• PROBLEM DETAILS
Everything in the listing should be restated word for word.

--- start RECORDS FOR THE EXERCISE ---

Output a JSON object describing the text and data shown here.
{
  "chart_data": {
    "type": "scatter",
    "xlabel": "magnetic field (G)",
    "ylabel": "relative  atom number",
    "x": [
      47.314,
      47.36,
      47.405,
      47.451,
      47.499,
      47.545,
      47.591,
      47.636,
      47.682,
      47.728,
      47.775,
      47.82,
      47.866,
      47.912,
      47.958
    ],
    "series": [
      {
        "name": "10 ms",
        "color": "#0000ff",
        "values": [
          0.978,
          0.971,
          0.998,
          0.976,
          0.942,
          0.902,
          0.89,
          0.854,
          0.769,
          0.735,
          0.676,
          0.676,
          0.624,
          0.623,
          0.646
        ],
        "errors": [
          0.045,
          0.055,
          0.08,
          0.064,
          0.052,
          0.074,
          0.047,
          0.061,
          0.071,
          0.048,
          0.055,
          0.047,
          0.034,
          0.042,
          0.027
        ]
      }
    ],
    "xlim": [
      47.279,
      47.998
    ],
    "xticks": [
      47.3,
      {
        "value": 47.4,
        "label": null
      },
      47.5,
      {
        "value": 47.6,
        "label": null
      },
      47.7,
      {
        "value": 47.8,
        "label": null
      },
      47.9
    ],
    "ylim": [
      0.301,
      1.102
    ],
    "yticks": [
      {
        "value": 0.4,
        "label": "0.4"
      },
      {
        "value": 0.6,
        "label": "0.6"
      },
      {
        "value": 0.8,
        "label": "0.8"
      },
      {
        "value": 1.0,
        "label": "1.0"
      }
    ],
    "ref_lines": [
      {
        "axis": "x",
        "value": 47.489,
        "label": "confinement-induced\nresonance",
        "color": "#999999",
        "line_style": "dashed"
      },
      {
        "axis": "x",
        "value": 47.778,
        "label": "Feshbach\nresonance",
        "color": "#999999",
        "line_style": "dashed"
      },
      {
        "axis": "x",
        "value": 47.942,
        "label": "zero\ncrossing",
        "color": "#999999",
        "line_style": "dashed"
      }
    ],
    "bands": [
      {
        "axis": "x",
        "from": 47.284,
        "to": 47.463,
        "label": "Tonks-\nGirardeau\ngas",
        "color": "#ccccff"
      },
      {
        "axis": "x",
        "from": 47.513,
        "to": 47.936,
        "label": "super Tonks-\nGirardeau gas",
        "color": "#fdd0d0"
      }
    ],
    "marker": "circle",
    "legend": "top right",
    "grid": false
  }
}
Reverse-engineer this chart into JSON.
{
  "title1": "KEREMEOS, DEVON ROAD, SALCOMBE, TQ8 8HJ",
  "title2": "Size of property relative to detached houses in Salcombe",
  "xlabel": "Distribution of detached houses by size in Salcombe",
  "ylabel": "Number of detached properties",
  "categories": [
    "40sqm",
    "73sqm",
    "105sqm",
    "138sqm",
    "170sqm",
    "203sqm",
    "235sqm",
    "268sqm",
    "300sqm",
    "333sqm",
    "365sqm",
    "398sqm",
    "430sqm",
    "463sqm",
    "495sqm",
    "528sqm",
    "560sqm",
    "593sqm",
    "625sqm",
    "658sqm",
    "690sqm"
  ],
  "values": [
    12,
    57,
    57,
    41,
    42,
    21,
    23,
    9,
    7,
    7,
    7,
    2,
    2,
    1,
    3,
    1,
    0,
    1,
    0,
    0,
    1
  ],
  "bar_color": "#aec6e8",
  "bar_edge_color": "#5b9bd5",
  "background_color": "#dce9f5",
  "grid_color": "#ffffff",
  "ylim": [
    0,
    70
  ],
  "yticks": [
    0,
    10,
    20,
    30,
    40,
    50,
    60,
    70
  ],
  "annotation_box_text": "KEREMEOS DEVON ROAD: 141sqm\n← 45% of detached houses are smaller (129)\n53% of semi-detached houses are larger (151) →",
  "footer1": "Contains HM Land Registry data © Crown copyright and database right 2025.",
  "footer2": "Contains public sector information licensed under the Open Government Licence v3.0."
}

--- end RECORDS FOR THE EXERCISE ---

• CORRECT OUTPUT
Output a JSON object describing the text and data shown here.
{
  "chart_data": {
    "type": "scatter",
    "xlabel": "magnetic field (G)",
    "ylabel": "relative  atom number",
    "x": [
      47.314,
      47.36,
      47.405,
      47.451,
      47.499,
      47.545,
      47.591,
      47.636,
      47.682,
      47.728,
      47.775,
      47.82,
      47.866,
      47.912,
      47.958
    ],
    "series": [
      {
        "name": "10 ms",
        "color": "#0000ff",
        "values": [
          0.978,
          0.971,
          0.998,
          0.976,
          0.942,
          0.902,
          0.89,
          0.854,
          0.769,
          0.735,
          0.676,
          0.676,
          0.624,
          0.623,
          0.646
        ],
        "errors": [
          0.045,
          0.055,
          0.08,
          0.064,
          0.052,
          0.074,
          0.047,
          0.061,
          0.071,
          0.048,
          0.055,
          0.047,
          0.034,
          0.042,
          0.027
        ]
      }
    ],
    "xlim": [
      47.279,
      47.998
    ],
    "xticks": [
      47.3,
      {
        "value": 47.4,
        "label": null
      },
      47.5,
      {
        "value": 47.6,
        "label": null
      },
      47.7,
      {
        "value": 47.8,
        "label": null
      },
      47.9
    ],
    "ylim": [
      0.301,
      1.102
    ],
    "yticks": [
      {
        "value": 0.4,
        "label": "0.4"
      },
      {
        "value": 0.6,
        "label": "0.6"
      },
      {
        "value": 0.8,
        "label": "0.8"
      },
      {
        "value": 1.0,
        "label": "1.0"
      }
    ],
    "ref_lines": [
      {
        "axis": "x",
        "value": 47.489,
        "label": "confinement-induced\nresonance",
        "color": "#999999",
        "line_style": "dashed"
      },
      {
        "axis": "x",
        "value": 47.778,
        "label": "Feshbach\nresonance",
        "color": "#999999",
        "line_style": "dashed"
      },
      {
        "axis": "x",
        "value": 47.942,
        "label": "zero\ncrossing",
        "color": "#999999",
        "line_style": "dashed"
      }
    ],
    "bands": [
      {
        "axis": "x",
        "from": 47.284,
        "to": 47.463,
        "label": "Tonks-\nGirardeau\ngas",
        "color": "#ccccff"
      },
      {
        "axis": "x",
        "from": 47.513,
        "to": 47.936,
        "label": "super Tonks-\nGirardeau gas",
        "color": "#fdd0d0"
      }
    ],
    "marker": "circle",
    "legend": "top right",
    "grid": false
  }
}
Reverse-engineer this chart into JSON.
{
  "title1": "KEREMEOS, DEVON ROAD, SALCOMBE, TQ8 8HJ",
  "title2": "Size of property relative to detached houses in Salcombe",
  "xlabel": "Distribution of detached houses by size in Salcombe",
  "ylabel": "Number of detached properties",
  "categories": [
    "40sqm",
    "73sqm",
    "105sqm",
    "138sqm",
    "170sqm",
    "203sqm",
    "235sqm",
    "268sqm",
    "300sqm",
    "333sqm",
    "365sqm",
    "398sqm",
    "430sqm",
    "463sqm",
    "495sqm",
    "528sqm",
    "560sqm",
    "593sqm",
    "625sqm",
    "658sqm",
    "690sqm"
  ],
  "values": [
    12,
    57,
    57,
    41,
    42,
    21,
    23,
    9,
    7,
    7,
    7,
    2,
    2,
    1,
    3,
    1,
    0,
    1,
    0,
    0,
    1
  ],
  "bar_color": "#aec6e8",
  "bar_edge_color": "#5b9bd5",
  "background_color": "#dce9f5",
  "grid_color": "#ffffff",
  "ylim": [
    0,
    70
  ],
  "yticks": [
    0,
    10,
    20,
    30,
    40,
    50,
    60,
    70
  ],
  "annotation_box_text": "KEREMEOS DEVON ROAD: 141sqm\n← 45% of detached houses are smaller (129)\n53% of semi-detached houses are larger (151) →",
  "footer1": "Contains HM Land Registry data © Crown copyright and database right 2025.",
  "footer2": "Contains public sector information licensed under the Open Government Licence v3.0."
}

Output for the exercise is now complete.